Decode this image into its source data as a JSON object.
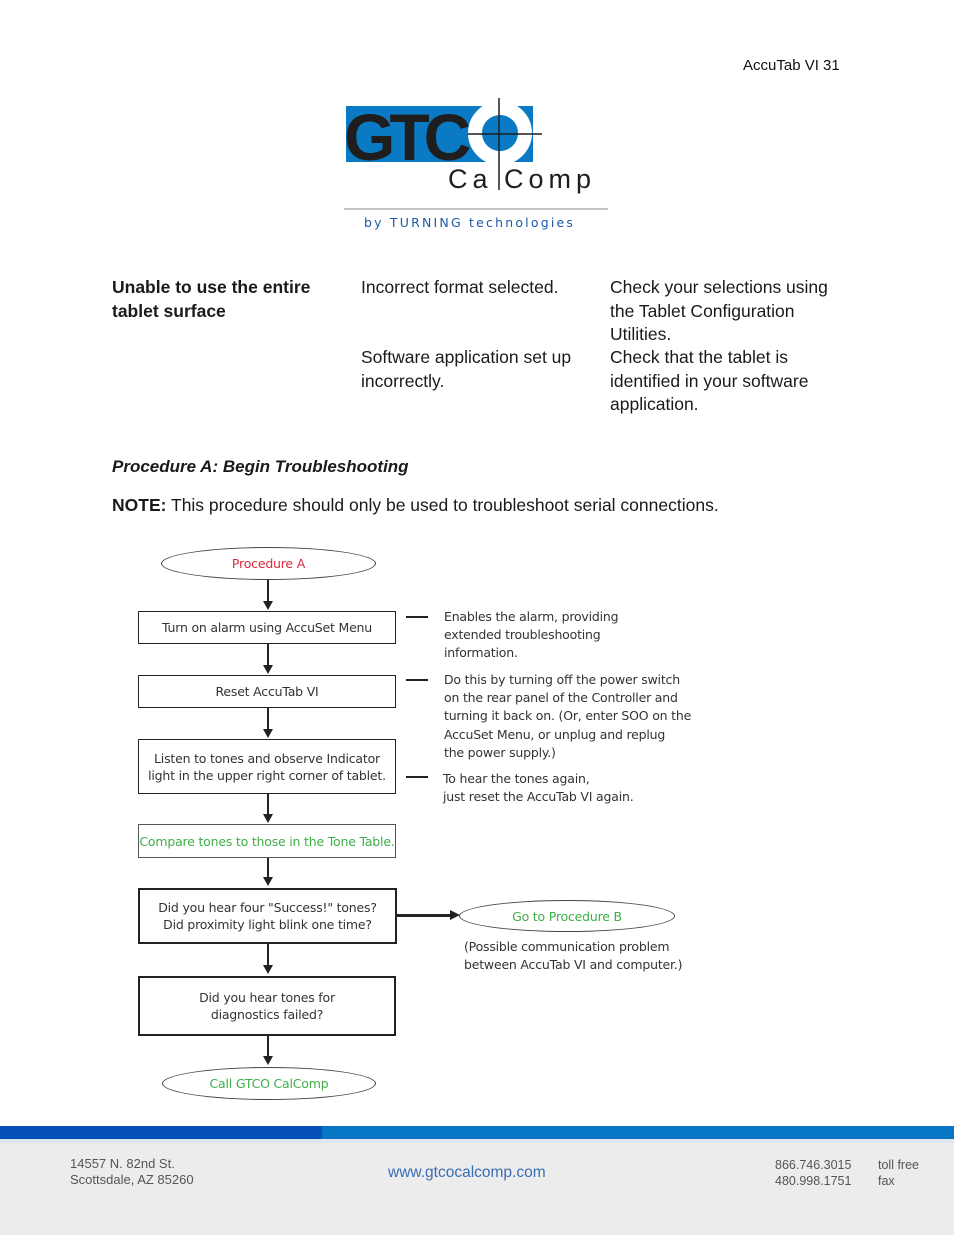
{
  "header": {
    "page_label": "AccuTab VI 31"
  },
  "logo": {
    "wordmark": "GTCO",
    "subword": "CalComp",
    "subword_left": "Ca",
    "subword_right": "Comp",
    "tagline": "by TURNING technologies",
    "colors": {
      "blue": "#0a7ac4",
      "black": "#1e1e1e"
    }
  },
  "troubleshooting_table": {
    "problem": "Unable to use the entire tablet surface",
    "rows": [
      {
        "cause": "Incorrect format selected.",
        "solution": "Check your selections using the Tablet Configuration Utilities."
      },
      {
        "cause": "Software application set up incorrectly.",
        "solution": "Check that the tablet is identified in your software application."
      }
    ]
  },
  "procedure": {
    "title": "Procedure A: Begin Troubleshooting",
    "note_label": "NOTE:",
    "note_text": " This procedure should only be used to troubleshoot serial connections."
  },
  "flowchart": {
    "start": "Procedure A",
    "steps": [
      "Turn on alarm using AccuSet Menu",
      "Reset AccuTab VI",
      "Listen to tones and observe Indicator light in the upper right corner of tablet.",
      "Compare tones to those in the Tone Table.",
      "Did you hear four \"Success!\" tones? Did proximity light blink one time?",
      "Did you hear tones for diagnostics failed?"
    ],
    "steps_lines": [
      [
        "Turn on alarm using AccuSet Menu"
      ],
      [
        "Reset AccuTab VI"
      ],
      [
        "Listen to tones and observe Indicator",
        "light in the upper right corner of tablet."
      ],
      [
        "Compare tones to those in the Tone Table."
      ],
      [
        "Did you hear four \"Success!\" tones?",
        "Did proximity light blink one time?"
      ],
      [
        "Did you hear tones for",
        "diagnostics failed?"
      ]
    ],
    "branch": "Go to Procedure B",
    "branch_note_lines": [
      "(Possible communication problem",
      "between AccuTab VI and computer.)"
    ],
    "end": "Call GTCO CalComp",
    "annotations": [
      {
        "lines": [
          "Enables the alarm, providing",
          "extended troubleshooting",
          "information."
        ]
      },
      {
        "lines": [
          "Do this by turning off the power switch",
          "on the rear panel of the Controller and",
          "turning it back on. (Or, enter SOO on the",
          "AccuSet Menu, or unplug and replug",
          "the power supply.)"
        ]
      },
      {
        "lines": [
          "To hear the tones again,",
          "just reset the AccuTab VI again."
        ]
      }
    ],
    "colors": {
      "start_text": "#d62b3a",
      "highlight_text": "#3fae49"
    }
  },
  "footer": {
    "address_lines": [
      "14557 N. 82nd St.",
      "Scottsdale, AZ 85260"
    ],
    "website": "www.gtcocalcomp.com",
    "phones": [
      "866.746.3015",
      "480.998.1751"
    ],
    "phone_labels": [
      "toll free",
      "fax"
    ],
    "colors": {
      "bar_left": "#0550b8",
      "bar_right": "#0575c4",
      "background": "#ececec",
      "link": "#3a6db5"
    }
  }
}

Exercise description =
Reproduce all of the data exactly, omitting each picture it holds.

Correct output =
Decode this image into its source data as a JSON object.
{
  "header": {
    "page_label": "AccuTab VI 31"
  },
  "logo": {
    "wordmark": "GTCO",
    "subword": "CalComp",
    "subword_left": "Ca",
    "subword_right": "Comp",
    "tagline": "by TURNING technologies",
    "colors": {
      "blue": "#0a7ac4",
      "black": "#1e1e1e"
    }
  },
  "troubleshooting_table": {
    "problem": "Unable to use the entire tablet surface",
    "rows": [
      {
        "cause": "Incorrect format selected.",
        "solution": "Check your selections using the Tablet Configuration Utilities."
      },
      {
        "cause": "Software application set up incorrectly.",
        "solution": "Check that the tablet is identified in your software application."
      }
    ]
  },
  "procedure": {
    "title": "Procedure A: Begin Troubleshooting",
    "note_label": "NOTE:",
    "note_text": " This procedure should only be used to troubleshoot serial connections."
  },
  "flowchart": {
    "start": "Procedure A",
    "steps": [
      "Turn on alarm using AccuSet Menu",
      "Reset AccuTab VI",
      "Listen to tones and observe Indicator light in the upper right corner of tablet.",
      "Compare tones to those in the Tone Table.",
      "Did you hear four \"Success!\" tones? Did proximity light blink one time?",
      "Did you hear tones for diagnostics failed?"
    ],
    "steps_lines": [
      [
        "Turn on alarm using AccuSet Menu"
      ],
      [
        "Reset AccuTab VI"
      ],
      [
        "Listen to tones and observe Indicator",
        "light in the upper right corner of tablet."
      ],
      [
        "Compare tones to those in the Tone Table."
      ],
      [
        "Did you hear four \"Success!\" tones?",
        "Did proximity light blink one time?"
      ],
      [
        "Did you hear tones for",
        "diagnostics failed?"
      ]
    ],
    "branch": "Go to Procedure B",
    "branch_note_lines": [
      "(Possible communication problem",
      "between AccuTab VI and computer.)"
    ],
    "end": "Call GTCO CalComp",
    "annotations": [
      {
        "lines": [
          "Enables the alarm, providing",
          "extended troubleshooting",
          "information."
        ]
      },
      {
        "lines": [
          "Do this by turning off the power switch",
          "on the rear panel of the Controller and",
          "turning it back on. (Or, enter SOO on the",
          "AccuSet Menu, or unplug and replug",
          "the power supply.)"
        ]
      },
      {
        "lines": [
          "To hear the tones again,",
          "just reset the AccuTab VI again."
        ]
      }
    ],
    "colors": {
      "start_text": "#d62b3a",
      "highlight_text": "#3fae49"
    }
  },
  "footer": {
    "address_lines": [
      "14557 N. 82nd St.",
      "Scottsdale, AZ 85260"
    ],
    "website": "www.gtcocalcomp.com",
    "phones": [
      "866.746.3015",
      "480.998.1751"
    ],
    "phone_labels": [
      "toll free",
      "fax"
    ],
    "colors": {
      "bar_left": "#0550b8",
      "bar_right": "#0575c4",
      "background": "#ececec",
      "link": "#3a6db5"
    }
  }
}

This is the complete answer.